WRITTEN PROBLEM: Using the data below, gather each line that includes the word "espiritual".

(Source data)
□ □ □ □ □
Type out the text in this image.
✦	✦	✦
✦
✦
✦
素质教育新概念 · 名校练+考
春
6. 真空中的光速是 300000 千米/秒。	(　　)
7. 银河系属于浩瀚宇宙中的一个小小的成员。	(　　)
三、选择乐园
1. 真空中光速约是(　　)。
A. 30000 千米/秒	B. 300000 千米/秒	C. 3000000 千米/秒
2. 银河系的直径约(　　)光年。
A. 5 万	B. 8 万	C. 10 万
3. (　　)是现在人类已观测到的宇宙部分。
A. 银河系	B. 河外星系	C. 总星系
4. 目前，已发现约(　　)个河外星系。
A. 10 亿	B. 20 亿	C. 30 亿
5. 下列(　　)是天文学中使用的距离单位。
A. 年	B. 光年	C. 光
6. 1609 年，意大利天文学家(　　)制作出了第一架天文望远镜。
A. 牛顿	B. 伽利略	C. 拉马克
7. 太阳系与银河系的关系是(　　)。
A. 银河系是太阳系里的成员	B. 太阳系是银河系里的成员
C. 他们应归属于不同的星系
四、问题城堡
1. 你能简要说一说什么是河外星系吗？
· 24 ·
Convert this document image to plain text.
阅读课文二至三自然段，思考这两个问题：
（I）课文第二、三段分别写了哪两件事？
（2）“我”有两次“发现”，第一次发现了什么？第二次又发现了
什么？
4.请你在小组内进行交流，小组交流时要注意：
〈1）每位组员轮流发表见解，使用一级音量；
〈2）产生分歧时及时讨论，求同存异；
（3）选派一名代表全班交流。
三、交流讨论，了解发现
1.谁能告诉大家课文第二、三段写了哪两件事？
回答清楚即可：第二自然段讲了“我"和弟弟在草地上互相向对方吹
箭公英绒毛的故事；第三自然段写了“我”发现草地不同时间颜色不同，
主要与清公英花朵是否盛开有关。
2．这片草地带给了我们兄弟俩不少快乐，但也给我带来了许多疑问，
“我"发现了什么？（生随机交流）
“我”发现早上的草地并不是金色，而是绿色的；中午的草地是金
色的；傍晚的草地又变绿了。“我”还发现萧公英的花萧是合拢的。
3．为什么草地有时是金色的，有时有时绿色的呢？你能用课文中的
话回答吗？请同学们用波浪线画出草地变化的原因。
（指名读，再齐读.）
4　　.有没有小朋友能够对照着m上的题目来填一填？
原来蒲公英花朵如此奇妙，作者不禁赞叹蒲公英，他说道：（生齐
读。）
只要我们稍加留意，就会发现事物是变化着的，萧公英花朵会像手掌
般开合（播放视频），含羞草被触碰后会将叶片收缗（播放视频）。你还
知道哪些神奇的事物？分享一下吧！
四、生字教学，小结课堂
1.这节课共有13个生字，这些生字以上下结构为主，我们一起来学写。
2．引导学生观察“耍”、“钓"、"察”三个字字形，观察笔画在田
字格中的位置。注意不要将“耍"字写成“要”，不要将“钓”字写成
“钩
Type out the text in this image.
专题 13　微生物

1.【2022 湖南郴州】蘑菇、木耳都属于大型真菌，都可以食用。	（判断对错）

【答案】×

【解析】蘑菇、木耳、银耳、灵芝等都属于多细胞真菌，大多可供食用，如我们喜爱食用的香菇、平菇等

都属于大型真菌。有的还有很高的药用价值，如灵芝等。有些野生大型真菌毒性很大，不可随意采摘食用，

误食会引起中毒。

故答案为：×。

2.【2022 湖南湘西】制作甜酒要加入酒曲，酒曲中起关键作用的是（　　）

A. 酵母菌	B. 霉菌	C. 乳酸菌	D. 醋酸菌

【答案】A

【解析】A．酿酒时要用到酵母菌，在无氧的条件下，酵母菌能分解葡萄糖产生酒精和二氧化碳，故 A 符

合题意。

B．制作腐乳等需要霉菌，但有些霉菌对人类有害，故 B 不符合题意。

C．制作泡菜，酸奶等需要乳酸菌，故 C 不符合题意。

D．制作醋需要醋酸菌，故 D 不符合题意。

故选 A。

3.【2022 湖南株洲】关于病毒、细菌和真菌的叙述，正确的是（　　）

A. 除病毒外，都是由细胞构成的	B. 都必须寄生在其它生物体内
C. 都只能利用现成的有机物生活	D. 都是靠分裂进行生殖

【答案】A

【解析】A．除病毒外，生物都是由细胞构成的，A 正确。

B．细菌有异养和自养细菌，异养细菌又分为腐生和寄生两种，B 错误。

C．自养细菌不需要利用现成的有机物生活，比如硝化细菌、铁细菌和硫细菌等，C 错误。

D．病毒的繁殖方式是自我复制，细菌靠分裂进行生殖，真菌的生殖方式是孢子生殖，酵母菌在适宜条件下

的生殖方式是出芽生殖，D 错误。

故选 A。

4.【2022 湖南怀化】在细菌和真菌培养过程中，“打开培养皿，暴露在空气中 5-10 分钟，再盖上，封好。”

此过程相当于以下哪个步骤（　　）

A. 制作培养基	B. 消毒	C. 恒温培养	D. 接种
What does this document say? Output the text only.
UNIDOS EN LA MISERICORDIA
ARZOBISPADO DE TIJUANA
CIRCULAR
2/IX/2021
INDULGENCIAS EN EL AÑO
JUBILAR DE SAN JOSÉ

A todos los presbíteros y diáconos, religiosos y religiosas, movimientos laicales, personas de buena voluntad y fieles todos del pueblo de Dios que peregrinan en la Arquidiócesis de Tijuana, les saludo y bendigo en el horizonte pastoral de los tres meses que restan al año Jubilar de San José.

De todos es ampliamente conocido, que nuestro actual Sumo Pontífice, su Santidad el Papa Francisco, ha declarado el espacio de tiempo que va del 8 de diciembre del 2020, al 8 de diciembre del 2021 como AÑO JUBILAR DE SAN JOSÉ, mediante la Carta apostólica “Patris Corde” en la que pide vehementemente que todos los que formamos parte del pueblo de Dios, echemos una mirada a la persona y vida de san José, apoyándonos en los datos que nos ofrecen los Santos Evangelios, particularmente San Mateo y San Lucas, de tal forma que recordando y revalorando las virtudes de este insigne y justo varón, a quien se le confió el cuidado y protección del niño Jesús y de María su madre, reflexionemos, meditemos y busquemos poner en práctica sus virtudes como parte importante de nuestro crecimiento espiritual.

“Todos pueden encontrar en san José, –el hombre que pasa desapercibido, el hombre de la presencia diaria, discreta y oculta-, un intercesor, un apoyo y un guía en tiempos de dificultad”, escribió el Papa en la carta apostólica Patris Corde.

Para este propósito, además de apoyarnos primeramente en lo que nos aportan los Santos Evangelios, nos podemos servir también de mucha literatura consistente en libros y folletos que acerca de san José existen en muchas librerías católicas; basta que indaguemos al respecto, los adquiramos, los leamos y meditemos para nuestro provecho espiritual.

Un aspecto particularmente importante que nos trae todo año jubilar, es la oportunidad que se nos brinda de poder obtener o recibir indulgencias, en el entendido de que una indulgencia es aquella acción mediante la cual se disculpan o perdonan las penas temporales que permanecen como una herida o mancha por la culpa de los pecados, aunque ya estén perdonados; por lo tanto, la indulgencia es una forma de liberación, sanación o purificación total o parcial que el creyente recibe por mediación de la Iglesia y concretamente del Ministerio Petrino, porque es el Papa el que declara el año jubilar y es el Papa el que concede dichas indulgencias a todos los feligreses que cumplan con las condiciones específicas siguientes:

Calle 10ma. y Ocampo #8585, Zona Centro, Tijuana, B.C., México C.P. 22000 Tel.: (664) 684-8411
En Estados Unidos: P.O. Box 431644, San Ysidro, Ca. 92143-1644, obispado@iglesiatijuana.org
□ □ □ □ □
EXERCISE SOLUTION:
De todos es ampliamente conocido, que nuestro actual Sumo Pontífice, su Santidad el Papa Francisco, ha declarado el espacio de tiempo que va del 8 de diciembre del 2020, al 8 de diciembre del 2021 como AÑO JUBILAR DE SAN JOSÉ, mediante la Carta apostólica “Patris Corde” en la que pide vehementemente que todos los que formamos parte del pueblo de Dios, echemos una mirada a la persona y vida de san José, apoyándonos en los datos que nos ofrecen los Santos Evangelios, particularmente San Mateo y San Lucas, de tal forma que recordando y revalorando las virtudes de este insigne y justo varón, a quien se le confió el cuidado y protección del niño Jesús y de María su madre, reflexionemos, meditemos y busquemos poner en práctica sus virtudes como parte importante de nuestro crecimiento espiritual.
Para este propósito, además de apoyarnos primeramente en lo que nos aportan los Santos Evangelios, nos podemos servir también de mucha literatura consistente en libros y folletos que acerca de san José existen en muchas librerías católicas; basta que indaguemos al respecto, los adquiramos, los leamos y meditemos para nuestro provecho espiritual.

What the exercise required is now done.